------ Entries provided ------
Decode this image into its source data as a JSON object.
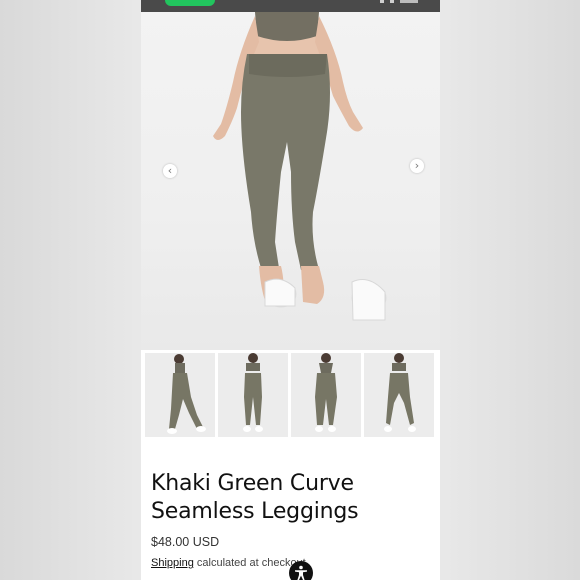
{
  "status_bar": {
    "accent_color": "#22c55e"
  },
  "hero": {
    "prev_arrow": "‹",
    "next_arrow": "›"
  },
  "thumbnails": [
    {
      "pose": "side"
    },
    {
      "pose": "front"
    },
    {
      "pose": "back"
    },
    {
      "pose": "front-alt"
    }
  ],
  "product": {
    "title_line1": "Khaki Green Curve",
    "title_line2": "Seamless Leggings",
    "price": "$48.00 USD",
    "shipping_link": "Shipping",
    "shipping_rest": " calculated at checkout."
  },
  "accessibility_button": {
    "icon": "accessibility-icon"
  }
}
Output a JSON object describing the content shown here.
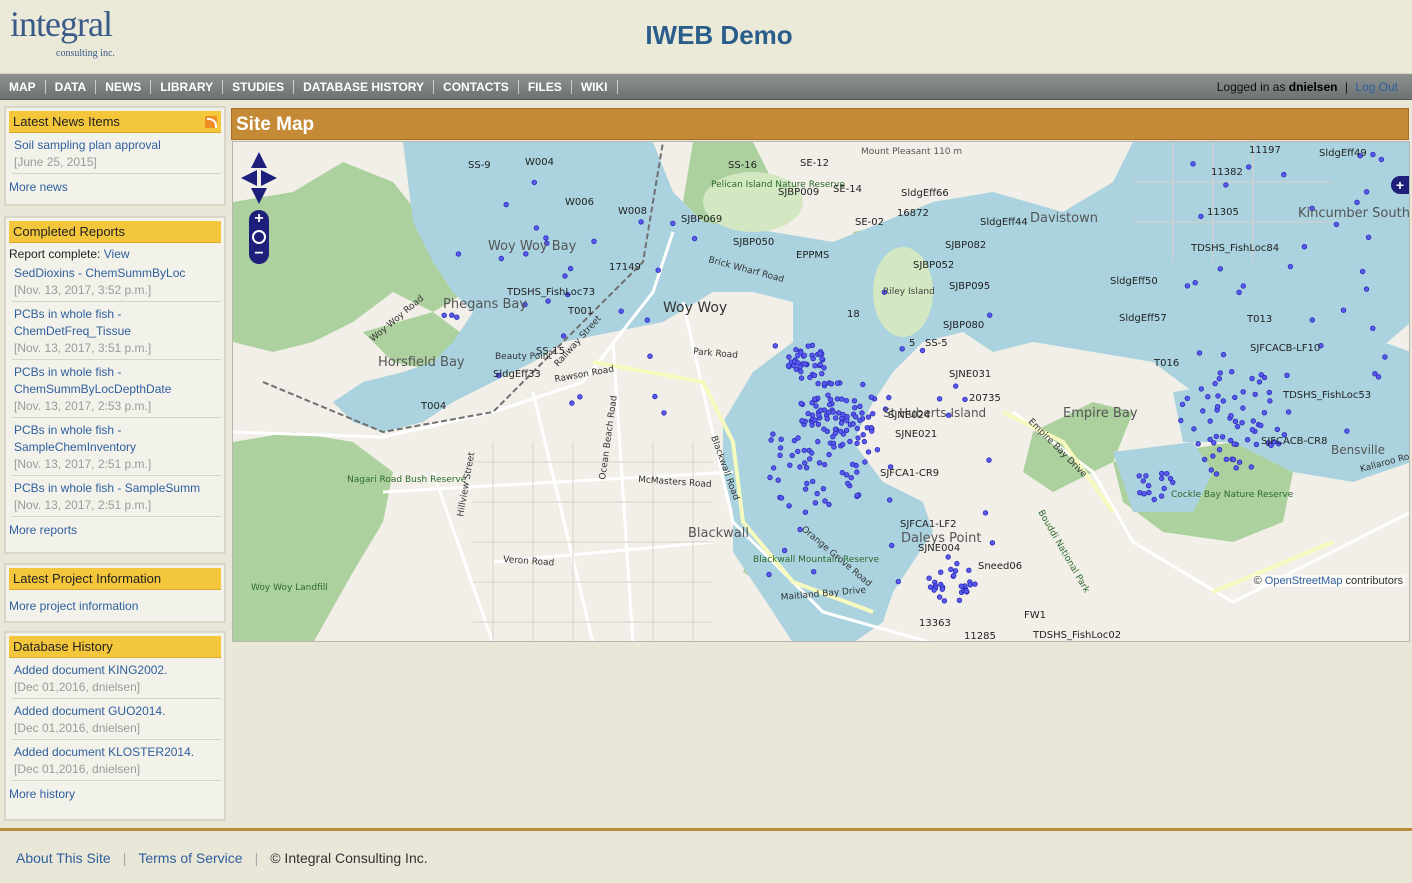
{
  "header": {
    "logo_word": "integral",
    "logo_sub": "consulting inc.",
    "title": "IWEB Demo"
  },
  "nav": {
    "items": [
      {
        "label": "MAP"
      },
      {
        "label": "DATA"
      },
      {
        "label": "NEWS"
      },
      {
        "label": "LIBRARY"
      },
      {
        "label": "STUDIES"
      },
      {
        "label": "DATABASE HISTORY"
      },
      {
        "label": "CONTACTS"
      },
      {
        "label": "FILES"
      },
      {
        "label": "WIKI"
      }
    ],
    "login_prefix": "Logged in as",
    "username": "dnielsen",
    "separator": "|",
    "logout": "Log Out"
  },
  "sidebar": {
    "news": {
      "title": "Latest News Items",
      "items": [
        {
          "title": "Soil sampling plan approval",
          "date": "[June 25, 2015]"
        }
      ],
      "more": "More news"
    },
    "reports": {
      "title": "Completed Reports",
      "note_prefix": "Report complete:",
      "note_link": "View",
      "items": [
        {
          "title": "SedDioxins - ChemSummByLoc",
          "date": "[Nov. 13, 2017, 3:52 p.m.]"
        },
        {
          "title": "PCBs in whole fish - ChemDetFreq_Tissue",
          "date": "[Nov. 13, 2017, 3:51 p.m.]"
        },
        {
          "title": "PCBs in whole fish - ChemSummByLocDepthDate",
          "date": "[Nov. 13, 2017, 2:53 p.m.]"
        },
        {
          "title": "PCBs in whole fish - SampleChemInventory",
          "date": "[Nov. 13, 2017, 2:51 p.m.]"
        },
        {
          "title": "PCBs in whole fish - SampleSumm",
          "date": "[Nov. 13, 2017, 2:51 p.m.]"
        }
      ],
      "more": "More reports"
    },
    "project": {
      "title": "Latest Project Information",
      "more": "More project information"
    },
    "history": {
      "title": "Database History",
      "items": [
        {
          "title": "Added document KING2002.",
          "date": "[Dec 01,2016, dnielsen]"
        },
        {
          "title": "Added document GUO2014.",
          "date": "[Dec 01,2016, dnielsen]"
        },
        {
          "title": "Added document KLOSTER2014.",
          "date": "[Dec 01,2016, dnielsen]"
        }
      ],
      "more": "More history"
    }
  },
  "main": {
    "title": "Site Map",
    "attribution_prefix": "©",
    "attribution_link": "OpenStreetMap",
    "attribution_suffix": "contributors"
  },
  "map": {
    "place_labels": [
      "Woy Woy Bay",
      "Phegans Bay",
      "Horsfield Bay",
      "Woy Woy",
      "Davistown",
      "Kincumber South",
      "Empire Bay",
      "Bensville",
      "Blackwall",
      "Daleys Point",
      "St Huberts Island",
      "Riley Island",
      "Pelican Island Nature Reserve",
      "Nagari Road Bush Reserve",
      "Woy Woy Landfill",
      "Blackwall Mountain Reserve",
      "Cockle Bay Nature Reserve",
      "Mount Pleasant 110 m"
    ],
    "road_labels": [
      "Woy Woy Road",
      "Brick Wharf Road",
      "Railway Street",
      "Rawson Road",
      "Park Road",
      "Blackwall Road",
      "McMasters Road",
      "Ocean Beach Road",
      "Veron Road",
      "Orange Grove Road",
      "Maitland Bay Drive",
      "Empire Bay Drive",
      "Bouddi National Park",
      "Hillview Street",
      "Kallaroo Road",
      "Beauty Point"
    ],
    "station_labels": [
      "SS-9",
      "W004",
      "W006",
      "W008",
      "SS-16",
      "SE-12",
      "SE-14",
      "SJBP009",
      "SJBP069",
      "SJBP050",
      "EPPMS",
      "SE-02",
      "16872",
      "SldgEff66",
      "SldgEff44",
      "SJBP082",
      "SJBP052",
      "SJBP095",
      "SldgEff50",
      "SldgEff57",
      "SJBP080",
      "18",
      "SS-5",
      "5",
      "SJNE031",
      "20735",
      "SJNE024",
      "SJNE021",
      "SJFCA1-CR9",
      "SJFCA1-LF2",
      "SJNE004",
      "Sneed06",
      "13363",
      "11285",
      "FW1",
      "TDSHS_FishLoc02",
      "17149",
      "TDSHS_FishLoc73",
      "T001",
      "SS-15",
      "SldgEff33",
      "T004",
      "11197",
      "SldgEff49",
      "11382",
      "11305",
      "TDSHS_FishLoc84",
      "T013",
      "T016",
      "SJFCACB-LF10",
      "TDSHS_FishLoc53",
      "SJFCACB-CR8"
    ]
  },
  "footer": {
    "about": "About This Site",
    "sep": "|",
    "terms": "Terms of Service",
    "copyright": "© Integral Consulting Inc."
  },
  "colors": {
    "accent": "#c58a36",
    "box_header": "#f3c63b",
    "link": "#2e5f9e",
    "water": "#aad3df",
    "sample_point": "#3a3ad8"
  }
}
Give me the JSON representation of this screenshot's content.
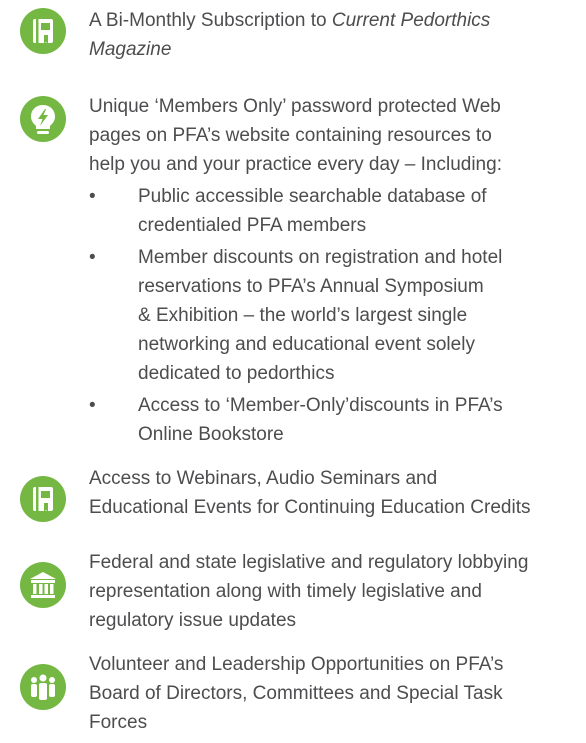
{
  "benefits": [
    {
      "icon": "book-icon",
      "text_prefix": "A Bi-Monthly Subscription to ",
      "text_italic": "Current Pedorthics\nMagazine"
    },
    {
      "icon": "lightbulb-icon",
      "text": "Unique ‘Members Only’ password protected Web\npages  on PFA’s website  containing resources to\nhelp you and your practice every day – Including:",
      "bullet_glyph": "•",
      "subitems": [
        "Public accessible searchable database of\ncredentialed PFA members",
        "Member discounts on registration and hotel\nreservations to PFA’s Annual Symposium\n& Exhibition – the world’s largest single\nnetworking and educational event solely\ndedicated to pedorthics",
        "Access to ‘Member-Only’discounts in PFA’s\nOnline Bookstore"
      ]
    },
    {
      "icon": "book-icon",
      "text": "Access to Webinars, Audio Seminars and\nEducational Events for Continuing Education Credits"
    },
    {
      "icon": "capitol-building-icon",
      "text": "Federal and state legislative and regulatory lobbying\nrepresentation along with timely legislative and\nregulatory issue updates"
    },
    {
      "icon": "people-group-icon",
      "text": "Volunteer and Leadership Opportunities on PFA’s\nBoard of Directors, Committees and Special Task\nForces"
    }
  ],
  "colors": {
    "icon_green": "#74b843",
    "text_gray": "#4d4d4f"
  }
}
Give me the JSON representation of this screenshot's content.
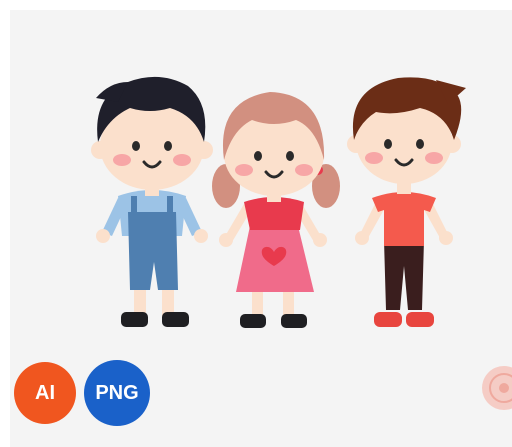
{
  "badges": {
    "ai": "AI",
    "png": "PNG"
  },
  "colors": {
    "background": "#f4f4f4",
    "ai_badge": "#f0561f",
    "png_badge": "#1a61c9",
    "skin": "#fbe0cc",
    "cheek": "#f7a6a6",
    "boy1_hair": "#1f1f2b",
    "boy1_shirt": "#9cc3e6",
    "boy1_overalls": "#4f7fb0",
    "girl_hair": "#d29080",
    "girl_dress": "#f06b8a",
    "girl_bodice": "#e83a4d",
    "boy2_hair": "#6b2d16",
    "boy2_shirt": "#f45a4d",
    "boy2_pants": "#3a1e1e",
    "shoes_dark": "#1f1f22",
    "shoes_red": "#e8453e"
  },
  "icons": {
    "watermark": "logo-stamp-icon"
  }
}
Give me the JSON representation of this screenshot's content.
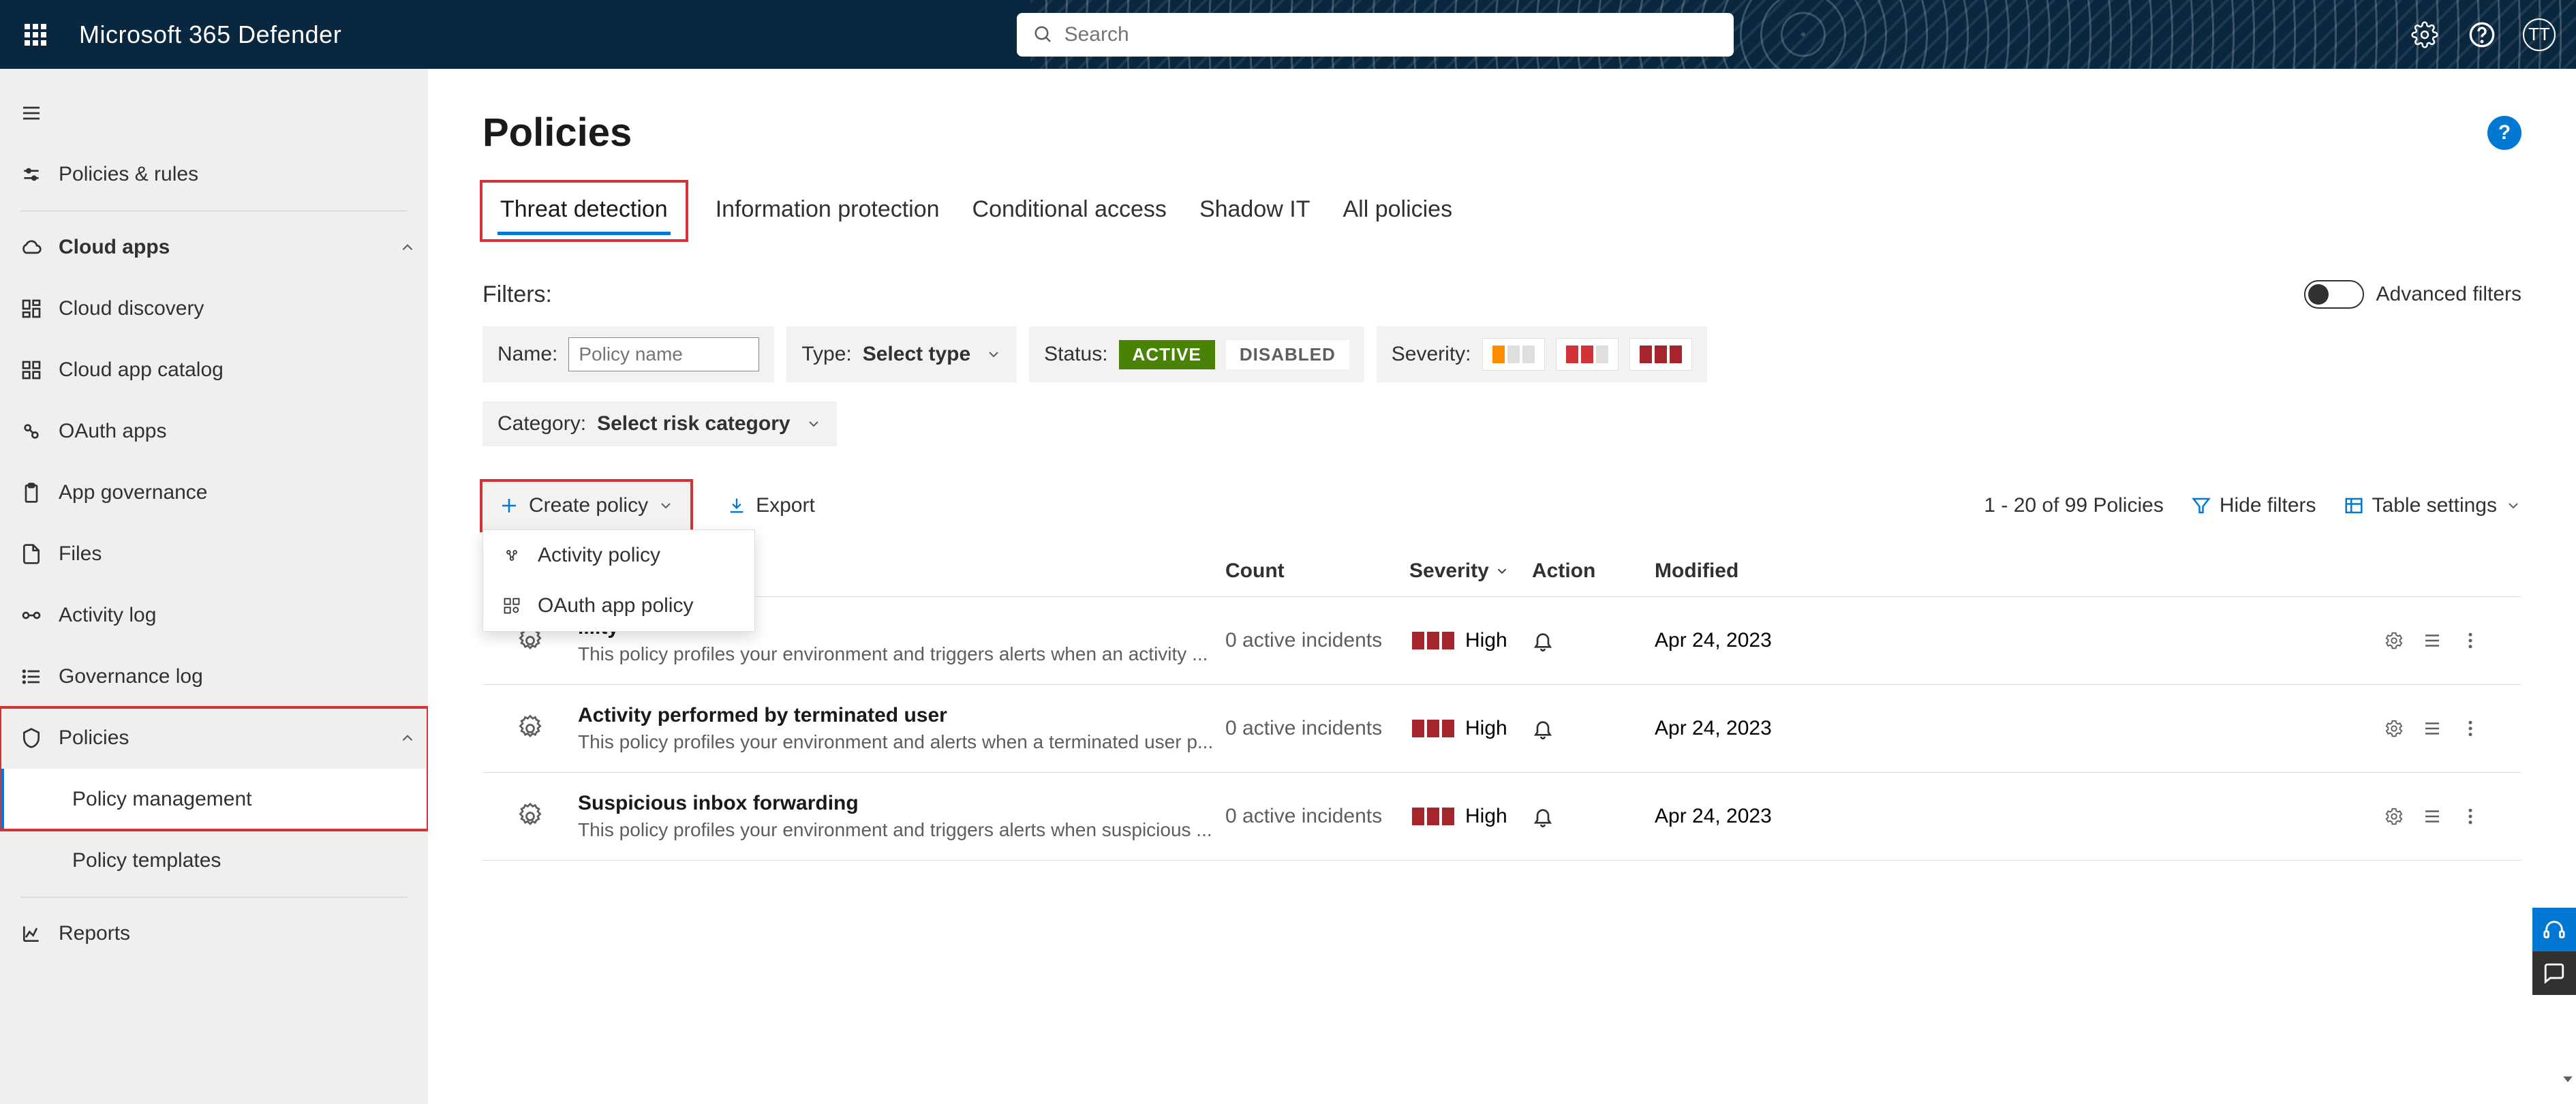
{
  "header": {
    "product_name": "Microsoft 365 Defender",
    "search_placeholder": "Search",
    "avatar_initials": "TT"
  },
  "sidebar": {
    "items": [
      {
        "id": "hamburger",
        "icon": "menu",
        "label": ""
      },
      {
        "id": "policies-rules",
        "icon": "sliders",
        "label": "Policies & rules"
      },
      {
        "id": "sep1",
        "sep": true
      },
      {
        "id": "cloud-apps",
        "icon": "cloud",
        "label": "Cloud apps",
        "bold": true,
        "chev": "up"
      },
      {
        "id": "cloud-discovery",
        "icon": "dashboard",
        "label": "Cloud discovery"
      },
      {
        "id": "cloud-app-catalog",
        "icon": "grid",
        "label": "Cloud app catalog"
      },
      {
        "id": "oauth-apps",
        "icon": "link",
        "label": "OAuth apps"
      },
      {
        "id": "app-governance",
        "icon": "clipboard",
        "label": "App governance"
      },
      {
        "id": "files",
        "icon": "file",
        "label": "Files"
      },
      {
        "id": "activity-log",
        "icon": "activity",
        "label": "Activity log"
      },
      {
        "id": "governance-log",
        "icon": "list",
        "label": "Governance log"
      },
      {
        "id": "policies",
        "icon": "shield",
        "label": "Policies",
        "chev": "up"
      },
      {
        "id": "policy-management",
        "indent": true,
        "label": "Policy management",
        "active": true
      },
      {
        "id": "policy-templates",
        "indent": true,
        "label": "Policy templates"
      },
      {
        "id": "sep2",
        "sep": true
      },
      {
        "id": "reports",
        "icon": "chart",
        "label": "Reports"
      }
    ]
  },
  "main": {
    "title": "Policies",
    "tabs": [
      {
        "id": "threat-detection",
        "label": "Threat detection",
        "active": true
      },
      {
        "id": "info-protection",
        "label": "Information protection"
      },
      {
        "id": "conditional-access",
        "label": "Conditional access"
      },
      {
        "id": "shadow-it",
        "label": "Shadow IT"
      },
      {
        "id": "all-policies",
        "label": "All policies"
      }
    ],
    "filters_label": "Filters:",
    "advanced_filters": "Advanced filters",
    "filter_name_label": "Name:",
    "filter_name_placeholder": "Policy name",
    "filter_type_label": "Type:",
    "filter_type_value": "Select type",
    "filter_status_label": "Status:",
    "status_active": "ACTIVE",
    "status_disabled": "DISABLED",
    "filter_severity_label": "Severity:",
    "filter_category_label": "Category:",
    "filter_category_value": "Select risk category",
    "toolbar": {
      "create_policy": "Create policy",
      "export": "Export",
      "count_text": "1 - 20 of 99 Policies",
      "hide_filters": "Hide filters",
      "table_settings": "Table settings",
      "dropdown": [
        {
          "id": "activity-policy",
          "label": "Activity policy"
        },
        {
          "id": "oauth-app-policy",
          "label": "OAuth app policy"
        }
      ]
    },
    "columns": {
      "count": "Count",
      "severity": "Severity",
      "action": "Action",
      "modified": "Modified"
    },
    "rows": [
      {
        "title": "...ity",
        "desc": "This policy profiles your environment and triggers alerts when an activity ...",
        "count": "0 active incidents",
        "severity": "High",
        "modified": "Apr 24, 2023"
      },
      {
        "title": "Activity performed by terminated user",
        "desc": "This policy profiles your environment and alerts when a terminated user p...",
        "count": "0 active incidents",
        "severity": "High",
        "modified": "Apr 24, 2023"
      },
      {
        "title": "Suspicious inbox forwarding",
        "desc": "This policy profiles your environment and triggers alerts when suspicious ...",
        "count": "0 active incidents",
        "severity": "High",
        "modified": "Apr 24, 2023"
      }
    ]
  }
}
------
■ **Aim**
Copy each line of the preceding data that contains the string "templates".

■ **Correct answer**
        "id": "policy-templates",
        "label": "Policy templates"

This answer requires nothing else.